Write the number of lines holding the word "content", and nothing else.

Data entries:
* Start *

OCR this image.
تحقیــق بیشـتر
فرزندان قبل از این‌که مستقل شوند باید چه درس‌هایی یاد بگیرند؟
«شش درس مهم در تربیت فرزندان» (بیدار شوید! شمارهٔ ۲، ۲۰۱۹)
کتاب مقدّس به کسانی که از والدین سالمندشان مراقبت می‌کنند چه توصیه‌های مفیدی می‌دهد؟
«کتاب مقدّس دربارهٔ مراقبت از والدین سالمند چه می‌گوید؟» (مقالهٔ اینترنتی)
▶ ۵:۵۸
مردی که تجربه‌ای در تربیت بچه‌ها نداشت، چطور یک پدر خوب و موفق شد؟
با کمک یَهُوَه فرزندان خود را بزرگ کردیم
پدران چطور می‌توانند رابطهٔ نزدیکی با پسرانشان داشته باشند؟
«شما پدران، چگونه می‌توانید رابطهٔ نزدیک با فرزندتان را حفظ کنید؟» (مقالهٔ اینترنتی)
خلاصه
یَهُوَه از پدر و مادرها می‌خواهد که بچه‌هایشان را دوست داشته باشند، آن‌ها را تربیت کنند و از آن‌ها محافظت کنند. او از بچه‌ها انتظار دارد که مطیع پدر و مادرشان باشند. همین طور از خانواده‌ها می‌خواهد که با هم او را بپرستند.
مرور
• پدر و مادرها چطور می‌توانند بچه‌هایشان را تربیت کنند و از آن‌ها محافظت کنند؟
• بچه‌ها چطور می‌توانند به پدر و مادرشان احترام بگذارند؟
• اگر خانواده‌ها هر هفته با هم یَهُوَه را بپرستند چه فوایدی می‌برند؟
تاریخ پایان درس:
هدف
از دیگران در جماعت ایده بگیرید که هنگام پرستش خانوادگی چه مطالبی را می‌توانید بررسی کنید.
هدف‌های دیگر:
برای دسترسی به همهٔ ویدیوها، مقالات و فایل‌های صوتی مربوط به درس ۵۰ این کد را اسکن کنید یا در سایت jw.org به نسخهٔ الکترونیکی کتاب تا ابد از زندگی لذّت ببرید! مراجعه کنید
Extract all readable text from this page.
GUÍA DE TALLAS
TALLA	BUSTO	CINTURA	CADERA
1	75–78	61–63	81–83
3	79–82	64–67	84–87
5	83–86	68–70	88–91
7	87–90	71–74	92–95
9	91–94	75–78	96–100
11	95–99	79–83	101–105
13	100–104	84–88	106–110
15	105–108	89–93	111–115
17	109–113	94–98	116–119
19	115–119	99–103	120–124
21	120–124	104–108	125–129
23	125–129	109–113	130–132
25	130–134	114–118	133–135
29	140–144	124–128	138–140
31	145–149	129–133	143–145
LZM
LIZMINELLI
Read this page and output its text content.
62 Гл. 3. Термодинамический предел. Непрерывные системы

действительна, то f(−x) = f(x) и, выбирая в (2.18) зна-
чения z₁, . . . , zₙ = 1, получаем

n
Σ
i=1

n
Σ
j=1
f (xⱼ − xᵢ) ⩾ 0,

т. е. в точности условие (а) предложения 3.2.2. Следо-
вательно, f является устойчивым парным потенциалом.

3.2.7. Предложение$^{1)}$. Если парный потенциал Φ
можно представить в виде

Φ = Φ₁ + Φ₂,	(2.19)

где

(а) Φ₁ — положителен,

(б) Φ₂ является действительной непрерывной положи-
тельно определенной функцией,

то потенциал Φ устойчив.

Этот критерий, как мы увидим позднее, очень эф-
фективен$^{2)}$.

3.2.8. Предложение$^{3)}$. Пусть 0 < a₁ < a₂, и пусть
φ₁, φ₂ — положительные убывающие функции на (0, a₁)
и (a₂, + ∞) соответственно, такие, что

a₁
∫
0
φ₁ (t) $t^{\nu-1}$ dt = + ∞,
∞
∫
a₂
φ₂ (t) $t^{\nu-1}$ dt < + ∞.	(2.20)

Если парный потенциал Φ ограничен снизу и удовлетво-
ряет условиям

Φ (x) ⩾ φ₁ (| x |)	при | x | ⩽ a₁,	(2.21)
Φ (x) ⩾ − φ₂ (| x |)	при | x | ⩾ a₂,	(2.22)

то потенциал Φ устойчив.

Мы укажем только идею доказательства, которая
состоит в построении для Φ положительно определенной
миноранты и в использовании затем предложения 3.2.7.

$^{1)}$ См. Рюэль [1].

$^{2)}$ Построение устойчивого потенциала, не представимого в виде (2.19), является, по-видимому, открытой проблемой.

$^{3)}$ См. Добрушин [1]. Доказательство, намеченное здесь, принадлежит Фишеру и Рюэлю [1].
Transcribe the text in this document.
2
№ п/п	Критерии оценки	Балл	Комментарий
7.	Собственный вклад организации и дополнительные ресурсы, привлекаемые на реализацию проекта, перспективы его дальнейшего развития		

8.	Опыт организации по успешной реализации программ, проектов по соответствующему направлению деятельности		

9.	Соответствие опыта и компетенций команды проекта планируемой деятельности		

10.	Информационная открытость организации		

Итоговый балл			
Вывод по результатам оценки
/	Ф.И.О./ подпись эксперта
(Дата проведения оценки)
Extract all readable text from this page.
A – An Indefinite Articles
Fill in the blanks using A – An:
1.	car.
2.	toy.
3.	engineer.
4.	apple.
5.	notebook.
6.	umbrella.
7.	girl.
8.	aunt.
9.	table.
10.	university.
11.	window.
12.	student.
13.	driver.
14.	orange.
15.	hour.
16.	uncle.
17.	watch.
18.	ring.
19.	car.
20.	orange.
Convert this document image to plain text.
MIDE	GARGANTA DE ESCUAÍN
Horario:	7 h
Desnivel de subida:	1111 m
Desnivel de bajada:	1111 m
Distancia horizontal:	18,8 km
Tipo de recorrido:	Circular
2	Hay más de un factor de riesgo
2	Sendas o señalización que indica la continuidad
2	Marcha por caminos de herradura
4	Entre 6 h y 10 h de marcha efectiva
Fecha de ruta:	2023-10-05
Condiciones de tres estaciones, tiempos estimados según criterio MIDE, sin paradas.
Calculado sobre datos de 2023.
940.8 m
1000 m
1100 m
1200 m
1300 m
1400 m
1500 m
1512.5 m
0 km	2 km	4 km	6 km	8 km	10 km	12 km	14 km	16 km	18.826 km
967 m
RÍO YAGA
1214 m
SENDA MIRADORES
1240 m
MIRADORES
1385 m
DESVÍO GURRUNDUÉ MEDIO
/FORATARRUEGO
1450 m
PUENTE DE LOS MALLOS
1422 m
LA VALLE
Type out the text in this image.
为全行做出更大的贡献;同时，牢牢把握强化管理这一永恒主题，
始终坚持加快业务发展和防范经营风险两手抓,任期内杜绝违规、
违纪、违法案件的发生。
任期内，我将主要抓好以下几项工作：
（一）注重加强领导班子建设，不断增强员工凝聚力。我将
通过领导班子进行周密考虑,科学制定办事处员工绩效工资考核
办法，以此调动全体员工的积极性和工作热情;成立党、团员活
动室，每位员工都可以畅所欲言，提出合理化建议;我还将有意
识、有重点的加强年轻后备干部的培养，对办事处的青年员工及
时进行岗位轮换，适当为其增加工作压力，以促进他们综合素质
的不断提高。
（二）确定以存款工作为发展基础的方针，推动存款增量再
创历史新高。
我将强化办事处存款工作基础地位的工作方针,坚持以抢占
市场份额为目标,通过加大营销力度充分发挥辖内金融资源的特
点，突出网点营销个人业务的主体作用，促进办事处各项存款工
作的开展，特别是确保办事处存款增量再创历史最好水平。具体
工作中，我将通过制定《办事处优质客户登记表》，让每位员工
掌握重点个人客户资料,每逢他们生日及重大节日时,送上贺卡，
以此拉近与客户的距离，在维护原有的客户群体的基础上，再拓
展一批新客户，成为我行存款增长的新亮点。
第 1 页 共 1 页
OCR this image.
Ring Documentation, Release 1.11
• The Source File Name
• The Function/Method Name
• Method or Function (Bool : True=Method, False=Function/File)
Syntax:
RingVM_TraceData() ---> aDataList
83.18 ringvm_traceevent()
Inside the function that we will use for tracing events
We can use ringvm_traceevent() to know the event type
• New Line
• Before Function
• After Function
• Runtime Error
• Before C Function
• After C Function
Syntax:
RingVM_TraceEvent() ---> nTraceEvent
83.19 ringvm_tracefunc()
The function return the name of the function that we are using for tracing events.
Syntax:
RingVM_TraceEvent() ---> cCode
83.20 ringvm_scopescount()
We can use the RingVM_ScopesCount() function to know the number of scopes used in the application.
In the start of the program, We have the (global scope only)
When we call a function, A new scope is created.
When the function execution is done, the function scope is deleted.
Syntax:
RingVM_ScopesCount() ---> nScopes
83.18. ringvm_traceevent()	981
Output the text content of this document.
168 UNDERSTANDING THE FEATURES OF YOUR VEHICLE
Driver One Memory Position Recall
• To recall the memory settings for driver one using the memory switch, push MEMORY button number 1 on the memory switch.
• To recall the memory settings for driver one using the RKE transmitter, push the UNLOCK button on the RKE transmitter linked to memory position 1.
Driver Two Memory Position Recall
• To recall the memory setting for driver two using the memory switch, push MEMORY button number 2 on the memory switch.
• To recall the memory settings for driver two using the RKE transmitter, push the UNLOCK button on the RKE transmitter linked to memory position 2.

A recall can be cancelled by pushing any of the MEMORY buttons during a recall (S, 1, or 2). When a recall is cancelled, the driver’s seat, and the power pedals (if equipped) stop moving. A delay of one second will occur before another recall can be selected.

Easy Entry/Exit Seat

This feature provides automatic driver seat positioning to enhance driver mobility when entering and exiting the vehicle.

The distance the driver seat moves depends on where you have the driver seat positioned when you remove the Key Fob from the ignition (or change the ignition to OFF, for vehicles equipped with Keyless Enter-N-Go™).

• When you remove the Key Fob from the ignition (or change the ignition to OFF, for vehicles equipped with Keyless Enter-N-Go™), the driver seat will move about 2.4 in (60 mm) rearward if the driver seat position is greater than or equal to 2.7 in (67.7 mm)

* End *

### Result below
2